WORK TO DO: Go through the entries below and print each one exactly, leaving out pictures.

[Data records]

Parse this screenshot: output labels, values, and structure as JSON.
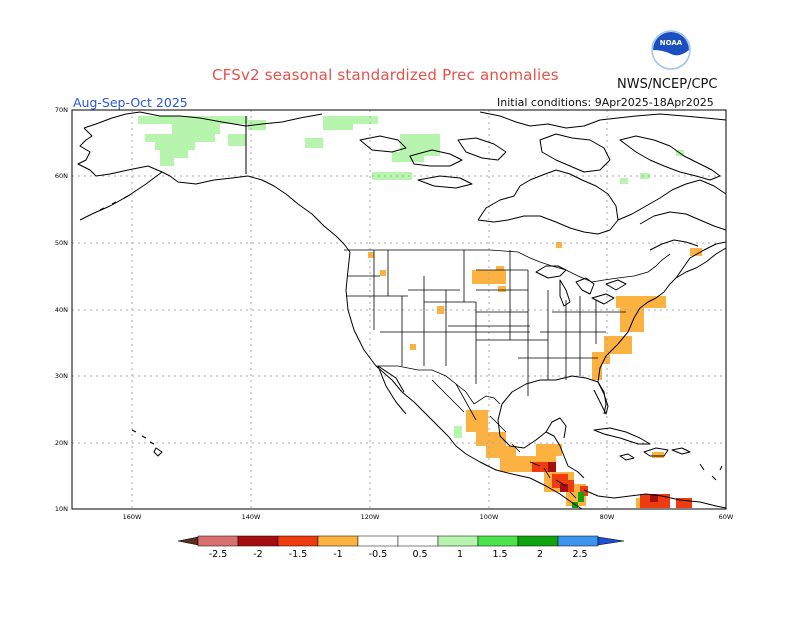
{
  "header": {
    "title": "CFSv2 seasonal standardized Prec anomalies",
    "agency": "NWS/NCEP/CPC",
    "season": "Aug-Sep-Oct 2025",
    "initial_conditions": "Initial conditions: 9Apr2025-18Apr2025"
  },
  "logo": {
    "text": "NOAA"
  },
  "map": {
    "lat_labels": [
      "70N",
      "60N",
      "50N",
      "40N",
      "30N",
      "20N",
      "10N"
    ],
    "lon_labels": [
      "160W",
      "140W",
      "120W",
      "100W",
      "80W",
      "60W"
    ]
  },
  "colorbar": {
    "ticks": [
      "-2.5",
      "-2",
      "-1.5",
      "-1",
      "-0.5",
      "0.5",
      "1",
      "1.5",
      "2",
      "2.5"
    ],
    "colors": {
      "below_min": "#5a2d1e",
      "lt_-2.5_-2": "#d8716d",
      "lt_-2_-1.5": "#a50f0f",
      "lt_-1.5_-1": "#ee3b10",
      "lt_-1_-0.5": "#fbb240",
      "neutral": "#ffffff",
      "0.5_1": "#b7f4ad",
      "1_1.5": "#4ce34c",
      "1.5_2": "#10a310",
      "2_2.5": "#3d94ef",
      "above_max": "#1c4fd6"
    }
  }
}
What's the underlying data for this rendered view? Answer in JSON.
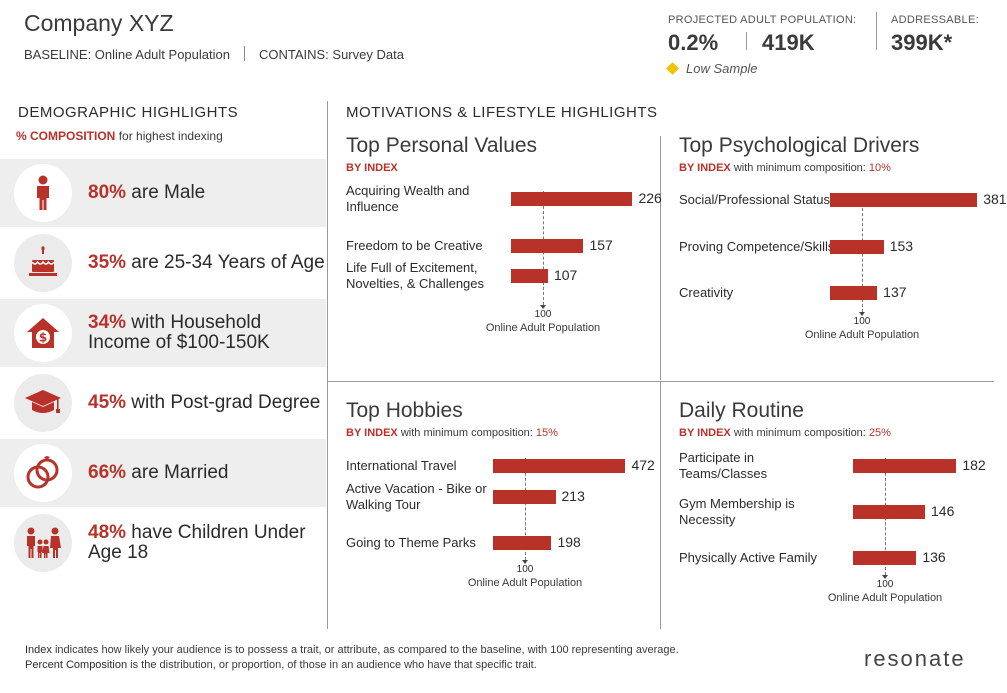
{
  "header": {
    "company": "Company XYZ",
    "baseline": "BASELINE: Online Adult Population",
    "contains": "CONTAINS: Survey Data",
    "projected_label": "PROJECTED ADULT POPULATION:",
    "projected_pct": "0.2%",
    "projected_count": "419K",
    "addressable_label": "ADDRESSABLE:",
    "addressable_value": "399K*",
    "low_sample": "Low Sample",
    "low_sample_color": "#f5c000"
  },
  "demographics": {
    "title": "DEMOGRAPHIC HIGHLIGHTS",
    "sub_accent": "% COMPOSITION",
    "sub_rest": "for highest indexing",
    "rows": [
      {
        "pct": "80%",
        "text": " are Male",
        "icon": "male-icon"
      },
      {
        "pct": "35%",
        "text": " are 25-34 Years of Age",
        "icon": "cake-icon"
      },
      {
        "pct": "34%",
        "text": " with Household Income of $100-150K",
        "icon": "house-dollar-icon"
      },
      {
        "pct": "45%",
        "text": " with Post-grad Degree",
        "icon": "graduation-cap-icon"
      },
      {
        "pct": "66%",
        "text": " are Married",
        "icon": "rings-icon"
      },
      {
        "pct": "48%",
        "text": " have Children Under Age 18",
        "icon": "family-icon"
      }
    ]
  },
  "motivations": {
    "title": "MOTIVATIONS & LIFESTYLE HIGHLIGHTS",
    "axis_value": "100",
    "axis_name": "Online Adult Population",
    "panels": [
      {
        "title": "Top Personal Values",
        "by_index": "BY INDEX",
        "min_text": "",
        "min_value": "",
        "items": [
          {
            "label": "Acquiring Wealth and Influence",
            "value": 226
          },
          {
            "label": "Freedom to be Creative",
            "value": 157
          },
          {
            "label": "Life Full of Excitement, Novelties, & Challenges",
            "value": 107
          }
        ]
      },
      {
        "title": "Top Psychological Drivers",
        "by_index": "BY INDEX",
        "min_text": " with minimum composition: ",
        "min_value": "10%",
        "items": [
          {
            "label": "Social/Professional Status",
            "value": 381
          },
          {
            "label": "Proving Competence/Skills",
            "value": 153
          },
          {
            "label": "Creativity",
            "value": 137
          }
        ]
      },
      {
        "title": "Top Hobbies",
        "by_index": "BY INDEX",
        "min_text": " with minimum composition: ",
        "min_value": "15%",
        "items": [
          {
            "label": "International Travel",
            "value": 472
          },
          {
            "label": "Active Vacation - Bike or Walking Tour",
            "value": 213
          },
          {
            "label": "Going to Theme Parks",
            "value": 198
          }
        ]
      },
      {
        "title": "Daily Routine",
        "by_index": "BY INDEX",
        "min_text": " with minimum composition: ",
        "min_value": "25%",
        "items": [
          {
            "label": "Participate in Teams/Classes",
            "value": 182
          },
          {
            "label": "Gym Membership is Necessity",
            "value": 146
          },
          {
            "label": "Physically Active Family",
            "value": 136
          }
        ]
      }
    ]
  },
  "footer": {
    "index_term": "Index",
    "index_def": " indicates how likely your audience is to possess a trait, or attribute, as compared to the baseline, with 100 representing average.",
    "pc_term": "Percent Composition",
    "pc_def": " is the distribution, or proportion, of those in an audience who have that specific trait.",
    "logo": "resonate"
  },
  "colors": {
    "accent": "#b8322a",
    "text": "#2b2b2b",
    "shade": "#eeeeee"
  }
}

TASK OUTPUT:
Parse this screenshot: output labels, values, and structure as JSON.
{
  "header": {
    "title": "CFSv2 seasonal standardized Prec anomalies",
    "agency": "NWS/NCEP/CPC",
    "season": "Aug-Sep-Oct 2025",
    "initial_conditions": "Initial conditions: 9Apr2025-18Apr2025"
  },
  "logo": {
    "text": "NOAA"
  },
  "map": {
    "lat_labels": [
      "70N",
      "60N",
      "50N",
      "40N",
      "30N",
      "20N",
      "10N"
    ],
    "lon_labels": [
      "160W",
      "140W",
      "120W",
      "100W",
      "80W",
      "60W"
    ]
  },
  "colorbar": {
    "ticks": [
      "-2.5",
      "-2",
      "-1.5",
      "-1",
      "-0.5",
      "0.5",
      "1",
      "1.5",
      "2",
      "2.5"
    ],
    "colors": {
      "below_min": "#5a2d1e",
      "lt_-2.5_-2": "#d8716d",
      "lt_-2_-1.5": "#a50f0f",
      "lt_-1.5_-1": "#ee3b10",
      "lt_-1_-0.5": "#fbb240",
      "neutral": "#ffffff",
      "0.5_1": "#b7f4ad",
      "1_1.5": "#4ce34c",
      "1.5_2": "#10a310",
      "2_2.5": "#3d94ef",
      "above_max": "#1c4fd6"
    }
  }
}
What's the underlying data for this rendered view? Answer in JSON.
{
  "header": {
    "company": "Company XYZ",
    "baseline": "BASELINE: Online Adult Population",
    "contains": "CONTAINS: Survey Data",
    "projected_label": "PROJECTED ADULT POPULATION:",
    "projected_pct": "0.2%",
    "projected_count": "419K",
    "addressable_label": "ADDRESSABLE:",
    "addressable_value": "399K*",
    "low_sample": "Low Sample",
    "low_sample_color": "#f5c000"
  },
  "demographics": {
    "title": "DEMOGRAPHIC HIGHLIGHTS",
    "sub_accent": "% COMPOSITION",
    "sub_rest": "for highest indexing",
    "rows": [
      {
        "pct": "80%",
        "text": " are Male",
        "icon": "male-icon"
      },
      {
        "pct": "35%",
        "text": " are 25-34 Years of Age",
        "icon": "cake-icon"
      },
      {
        "pct": "34%",
        "text": " with Household Income of $100-150K",
        "icon": "house-dollar-icon"
      },
      {
        "pct": "45%",
        "text": " with Post-grad Degree",
        "icon": "graduation-cap-icon"
      },
      {
        "pct": "66%",
        "text": " are Married",
        "icon": "rings-icon"
      },
      {
        "pct": "48%",
        "text": " have Children Under Age 18",
        "icon": "family-icon"
      }
    ]
  },
  "motivations": {
    "title": "MOTIVATIONS & LIFESTYLE HIGHLIGHTS",
    "axis_value": "100",
    "axis_name": "Online Adult Population",
    "panels": [
      {
        "title": "Top Personal Values",
        "by_index": "BY INDEX",
        "min_text": "",
        "min_value": "",
        "items": [
          {
            "label": "Acquiring Wealth and Influence",
            "value": 226
          },
          {
            "label": "Freedom to be Creative",
            "value": 157
          },
          {
            "label": "Life Full of Excitement, Novelties, & Challenges",
            "value": 107
          }
        ]
      },
      {
        "title": "Top Psychological Drivers",
        "by_index": "BY INDEX",
        "min_text": " with minimum composition: ",
        "min_value": "10%",
        "items": [
          {
            "label": "Social/Professional Status",
            "value": 381
          },
          {
            "label": "Proving Competence/Skills",
            "value": 153
          },
          {
            "label": "Creativity",
            "value": 137
          }
        ]
      },
      {
        "title": "Top Hobbies",
        "by_index": "BY INDEX",
        "min_text": " with minimum composition: ",
        "min_value": "15%",
        "items": [
          {
            "label": "International Travel",
            "value": 472
          },
          {
            "label": "Active Vacation - Bike or Walking Tour",
            "value": 213
          },
          {
            "label": "Going to Theme Parks",
            "value": 198
          }
        ]
      },
      {
        "title": "Daily Routine",
        "by_index": "BY INDEX",
        "min_text": " with minimum composition: ",
        "min_value": "25%",
        "items": [
          {
            "label": "Participate in Teams/Classes",
            "value": 182
          },
          {
            "label": "Gym Membership is Necessity",
            "value": 146
          },
          {
            "label": "Physically Active Family",
            "value": 136
          }
        ]
      }
    ]
  },
  "footer": {
    "index_term": "Index",
    "index_def": " indicates how likely your audience is to possess a trait, or attribute, as compared to the baseline, with 100 representing average.",
    "pc_term": "Percent Composition",
    "pc_def": " is the distribution, or proportion, of those in an audience who have that specific trait.",
    "logo": "resonate"
  },
  "colors": {
    "accent": "#b8322a",
    "text": "#2b2b2b",
    "shade": "#eeeeee"
  }
}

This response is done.